Input rows:
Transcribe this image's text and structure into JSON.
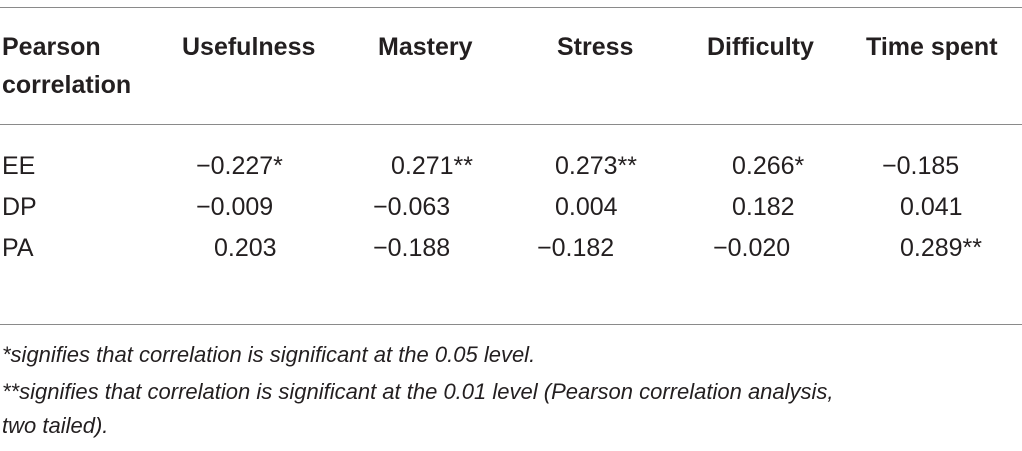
{
  "table": {
    "headers": {
      "first": "Pearson correlation",
      "columns": [
        "Usefulness",
        "Mastery",
        "Stress",
        "Difficulty",
        "Time spent"
      ]
    },
    "rows": [
      {
        "label": "EE",
        "values": [
          "−0.227*",
          "0.271**",
          "0.273**",
          "0.266*",
          "−0.185"
        ]
      },
      {
        "label": "DP",
        "values": [
          "−0.009",
          "−0.063",
          "0.004",
          "0.182",
          "0.041"
        ]
      },
      {
        "label": "PA",
        "values": [
          "0.203",
          "−0.188",
          "−0.182",
          "−0.020",
          "0.289**"
        ]
      }
    ]
  },
  "footnotes": [
    "*signifies that correlation is significant at the 0.05 level.",
    "**signifies that correlation is significant at the 0.01 level (Pearson correlation analysis,",
    "two tailed)."
  ]
}
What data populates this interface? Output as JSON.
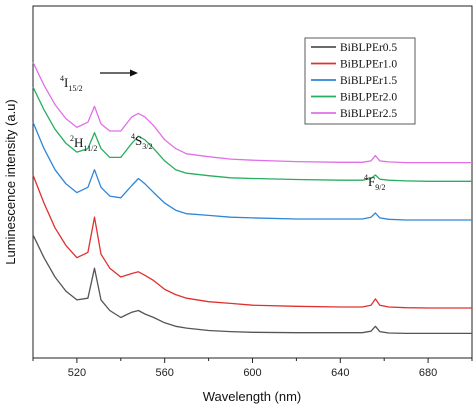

What you will do: Pull out all lines containing "JSON".

Response:
Transcribe this image's text and structure into JSON.
What data populates this interface? Output as JSON.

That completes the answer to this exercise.